- Listed entries

<<<<

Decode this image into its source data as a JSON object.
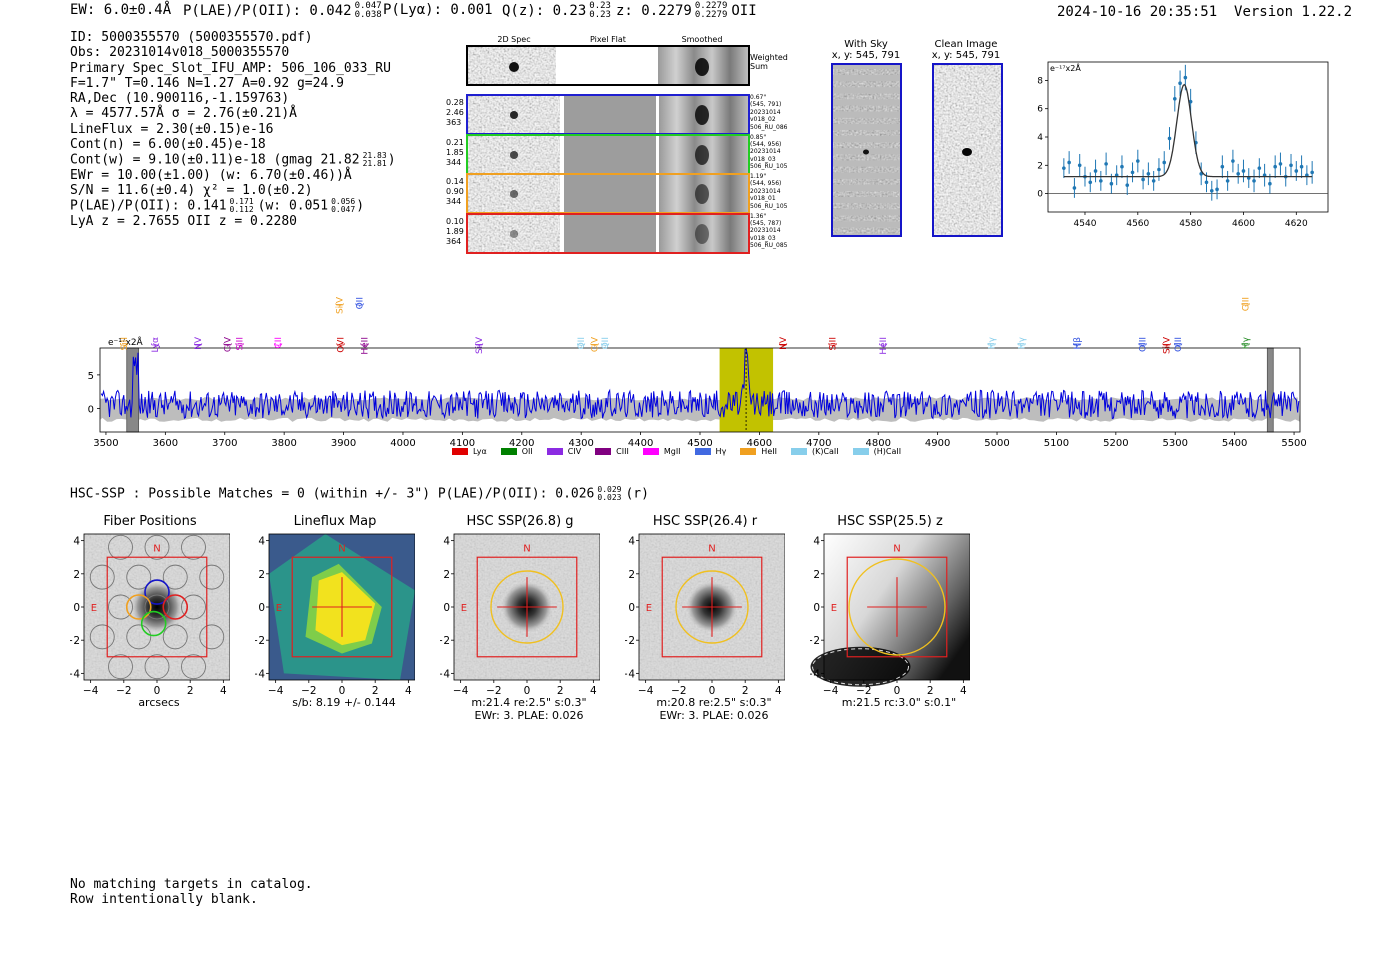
{
  "header": {
    "ew": "EW: 6.0±0.4Å",
    "plae_label": "P(LAE)/P(OII): 0.042",
    "plae_sup": "0.047",
    "plae_sub": "0.038",
    "plya": "P(Lyα): 0.001",
    "qz_label": "Q(z): 0.23",
    "qz_sup": "0.23",
    "qz_sub": "0.23",
    "z_label": "z: 0.2279",
    "z_sup": "0.2279",
    "z_sub": "0.2279",
    "line_id": "OII",
    "timestamp": "2024-10-16 20:35:51",
    "version": "Version 1.22.2"
  },
  "info": {
    "id": "ID: 5000355570 (5000355570.pdf)",
    "obs": "Obs: 20231014v018_5000355570",
    "primary": "Primary Spec_Slot_IFU_AMP: 506_106_033_RU",
    "fparams": "F=1.7\"  T=0.146  N=1.27  A=0.92  g=24.9",
    "radec": "RA,Dec (10.900116,-1.159763)",
    "lambda": "λ = 4577.57Å  σ = 2.76(±0.21)Å",
    "lineflux": "LineFlux = 2.30(±0.15)e-16",
    "contn": "Cont(n) = 6.00(±0.45)e-18",
    "contw_main": "Cont(w) = 9.10(±0.11)e-18 (gmag 21.82",
    "contw_sup": "21.83",
    "contw_sub": "21.81",
    "contw_end": ")",
    "ewr": "EWr = 10.00(±1.00) (w: 6.70(±0.46))Å",
    "sn": "S/N = 11.6(±0.4)  χ² = 1.0(±0.2)",
    "plae_main": "P(LAE)/P(OII): 0.141",
    "plae_sup": "0.171",
    "plae_sub": "0.112",
    "plae_w": "(w: 0.051",
    "plae_w_sup": "0.056",
    "plae_w_sub": "0.047",
    "plae_w_end": ")",
    "lya_z": "LyA z = 2.7655  OII z = 0.2280"
  },
  "cutouts": {
    "col_2d": "2D Spec",
    "col_flat": "Pixel Flat",
    "col_smooth": "Smoothed",
    "weighted": "Weighted Sum",
    "rows": [
      {
        "left": [
          "0.28",
          "2.46",
          "363"
        ],
        "right": [
          "0.67\"",
          "(545, 791)",
          "20231014",
          "v018_02",
          "506_RU_086"
        ],
        "color": "#1f1fd0"
      },
      {
        "left": [
          "0.21",
          "1.85",
          "344"
        ],
        "right": [
          "0.85\"",
          "(544, 956)",
          "20231014",
          "v018_03",
          "506_RU_105"
        ],
        "color": "#22cc22"
      },
      {
        "left": [
          "0.14",
          "0.90",
          "344"
        ],
        "right": [
          "1.19\"",
          "(544, 956)",
          "20231014",
          "v018_01",
          "506_RU_105"
        ],
        "color": "#f0a020"
      },
      {
        "left": [
          "0.10",
          "1.89",
          "364"
        ],
        "right": [
          "1.36\"",
          "(545, 787)",
          "20231014",
          "v018_03",
          "506_RU_085"
        ],
        "color": "#e02020"
      }
    ]
  },
  "sky": {
    "with_sky": "With Sky",
    "with_sky_xy": "x, y: 545, 791",
    "clean": "Clean Image",
    "clean_xy": "x, y: 545, 791"
  },
  "line_fit": {
    "type": "scatter",
    "ylabel": "e⁻¹⁷x2Å",
    "xlim": [
      4526,
      4632
    ],
    "ylim": [
      -1.3,
      9.3
    ],
    "xticks": [
      "4540",
      "4560",
      "4580",
      "4600",
      "4620"
    ],
    "yticks": [
      "0",
      "2",
      "4",
      "6",
      "8"
    ],
    "fit_center": 4577.57,
    "fit_sigma": 2.76,
    "fit_amp": 6.5,
    "fit_base": 1.2,
    "x": [
      4532,
      4534,
      4536,
      4538,
      4540,
      4542,
      4544,
      4546,
      4548,
      4550,
      4552,
      4554,
      4556,
      4558,
      4560,
      4562,
      4564,
      4566,
      4568,
      4570,
      4572,
      4574,
      4576,
      4578,
      4580,
      4582,
      4584,
      4586,
      4588,
      4590,
      4592,
      4594,
      4596,
      4598,
      4600,
      4602,
      4604,
      4606,
      4608,
      4610,
      4612,
      4614,
      4616,
      4618,
      4620,
      4622,
      4624,
      4626
    ],
    "y": [
      1.8,
      2.2,
      0.4,
      2.0,
      1.2,
      0.8,
      1.6,
      0.9,
      2.1,
      0.7,
      1.3,
      1.9,
      0.6,
      1.5,
      2.3,
      1.0,
      1.4,
      0.9,
      1.7,
      2.2,
      3.9,
      6.7,
      7.8,
      8.2,
      6.5,
      3.6,
      1.4,
      0.8,
      0.2,
      0.3,
      1.9,
      0.9,
      2.3,
      1.4,
      1.6,
      1.1,
      0.9,
      1.8,
      1.3,
      0.7,
      1.9,
      2.1,
      1.2,
      2.0,
      1.6,
      1.9,
      1.3,
      1.5
    ],
    "err": [
      0.7,
      0.8,
      0.7,
      0.8,
      0.7,
      0.7,
      0.8,
      0.7,
      0.8,
      0.7,
      0.7,
      0.8,
      0.7,
      0.7,
      0.8,
      0.7,
      0.8,
      0.7,
      0.8,
      0.8,
      0.8,
      0.9,
      0.9,
      0.9,
      0.9,
      0.8,
      0.8,
      0.7,
      0.7,
      0.7,
      0.8,
      0.7,
      0.8,
      0.7,
      0.8,
      0.7,
      0.8,
      0.7,
      0.8,
      0.7,
      0.8,
      0.8,
      0.7,
      0.8,
      0.7,
      0.8,
      0.7,
      0.8
    ]
  },
  "spectrum": {
    "type": "line",
    "ylabel": "e⁻¹⁷x2Å",
    "xlim": [
      3490,
      5510
    ],
    "ylim": [
      -3.5,
      9
    ],
    "xticks": [
      "3500",
      "3600",
      "3700",
      "3800",
      "3900",
      "4000",
      "4100",
      "4200",
      "4300",
      "4400",
      "4500",
      "4600",
      "4700",
      "4800",
      "4900",
      "5000",
      "5100",
      "5200",
      "5300",
      "5400",
      "5500"
    ],
    "yticks": [
      "0",
      "5"
    ],
    "highlight_range": [
      4533,
      4623
    ],
    "line_center": 4577.57,
    "bad_regions": [
      [
        3535,
        3555
      ],
      [
        5455,
        5465
      ]
    ],
    "line_labels": [
      {
        "name": "SiII",
        "wave": 3530,
        "color": "#f0a020",
        "row": 1
      },
      {
        "name": "Lyα",
        "wave": 3583,
        "color": "#8b2be2",
        "row": 1
      },
      {
        "name": "NV",
        "wave": 3655,
        "color": "#8b2be2",
        "row": 1
      },
      {
        "name": "CIV",
        "wave": 3705,
        "color": "#8b008b",
        "row": 1
      },
      {
        "name": "SiII",
        "wave": 3725,
        "color": "#cc00cc",
        "row": 1
      },
      {
        "name": "CII",
        "wave": 3790,
        "color": "#ff00ff",
        "row": 1
      },
      {
        "name": "SiIV",
        "wave": 3893,
        "color": "#f0a020",
        "row": 0
      },
      {
        "name": "OII",
        "wave": 3927,
        "color": "#3050e0",
        "row": 0
      },
      {
        "name": "OVI",
        "wave": 3895,
        "color": "#cc0000",
        "row": 1
      },
      {
        "name": "HeII",
        "wave": 3935,
        "color": "#8b008b",
        "row": 1
      },
      {
        "name": "SiIV",
        "wave": 4128,
        "color": "#8b2be2",
        "row": 1
      },
      {
        "name": "OII",
        "wave": 4300,
        "color": "#87ceeb",
        "row": 1
      },
      {
        "name": "CIV",
        "wave": 4322,
        "color": "#f0a020",
        "row": 1
      },
      {
        "name": "OII",
        "wave": 4340,
        "color": "#87ceeb",
        "row": 1
      },
      {
        "name": "NV",
        "wave": 4640,
        "color": "#cc0000",
        "row": 1
      },
      {
        "name": "SiII",
        "wave": 4723,
        "color": "#cc0000",
        "row": 1
      },
      {
        "name": "HeII",
        "wave": 4808,
        "color": "#8b2be2",
        "row": 1
      },
      {
        "name": "Hγ",
        "wave": 4991,
        "color": "#87ceeb",
        "row": 1
      },
      {
        "name": "Hγ",
        "wave": 5041,
        "color": "#87ceeb",
        "row": 1
      },
      {
        "name": "Hβ",
        "wave": 5135,
        "color": "#3050e0",
        "row": 1
      },
      {
        "name": "OIII",
        "wave": 5245,
        "color": "#3050e0",
        "row": 1
      },
      {
        "name": "SiIV",
        "wave": 5285,
        "color": "#cc0000",
        "row": 1
      },
      {
        "name": "OIII",
        "wave": 5305,
        "color": "#3050e0",
        "row": 1
      },
      {
        "name": "CIII",
        "wave": 5418,
        "color": "#f0a020",
        "row": 0
      },
      {
        "name": "Hγ",
        "wave": 5418,
        "color": "#228b22",
        "row": 1
      }
    ],
    "legend": [
      {
        "name": "Lyα",
        "color": "#e00000"
      },
      {
        "name": "OII",
        "color": "#008000"
      },
      {
        "name": "CIV",
        "color": "#8b2be2"
      },
      {
        "name": "CIII",
        "color": "#800080"
      },
      {
        "name": "MgII",
        "color": "#ff00ff"
      },
      {
        "name": "Hγ",
        "color": "#4169e1"
      },
      {
        "name": "HeII",
        "color": "#f0a020"
      },
      {
        "name": "(K)CaII",
        "color": "#87ceeb"
      },
      {
        "name": "(H)CaII",
        "color": "#87ceeb"
      }
    ]
  },
  "hsc": {
    "header": "HSC-SSP : Possible Matches = 0 (within +/- 3\")  P(LAE)/P(OII): 0.026",
    "header_sup": "0.029",
    "header_sub": "0.023",
    "header_end": "(r)",
    "ticks": [
      "−4",
      "−2",
      "0",
      "2",
      "4"
    ],
    "north": "N",
    "east": "E",
    "panels": [
      {
        "title": "Fiber Positions",
        "cap1": "arcsecs",
        "cap2": ""
      },
      {
        "title": "Lineflux Map",
        "cap1": "s/b: 8.19 +/- 0.144",
        "cap2": ""
      },
      {
        "title": "HSC SSP(26.8) g",
        "cap1": "m:21.4  re:2.5\"  s:0.3\"",
        "cap2": "EWr: 3. PLAE: 0.026"
      },
      {
        "title": "HSC SSP(26.4) r",
        "cap1": "m:20.8  re:2.5\"  s:0.3\"",
        "cap2": "EWr: 3. PLAE: 0.026"
      },
      {
        "title": "HSC SSP(25.5) z",
        "cap1": "m:21.5 rc:3.0\"  s:0.1\"",
        "cap2": ""
      }
    ]
  },
  "footer": {
    "line1": "No matching targets in catalog.",
    "line2": "Row intentionally blank."
  }
}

>>>>

- Task instructions
Identify the lines of the entries containing the string "title". Copy each such line.

- Solution
        "title": "Fiber Positions",
        "title": "Lineflux Map",
        "title": "HSC SSP(26.8) g",
        "title": "HSC SSP(26.4) r",
        "title": "HSC SSP(25.5) z",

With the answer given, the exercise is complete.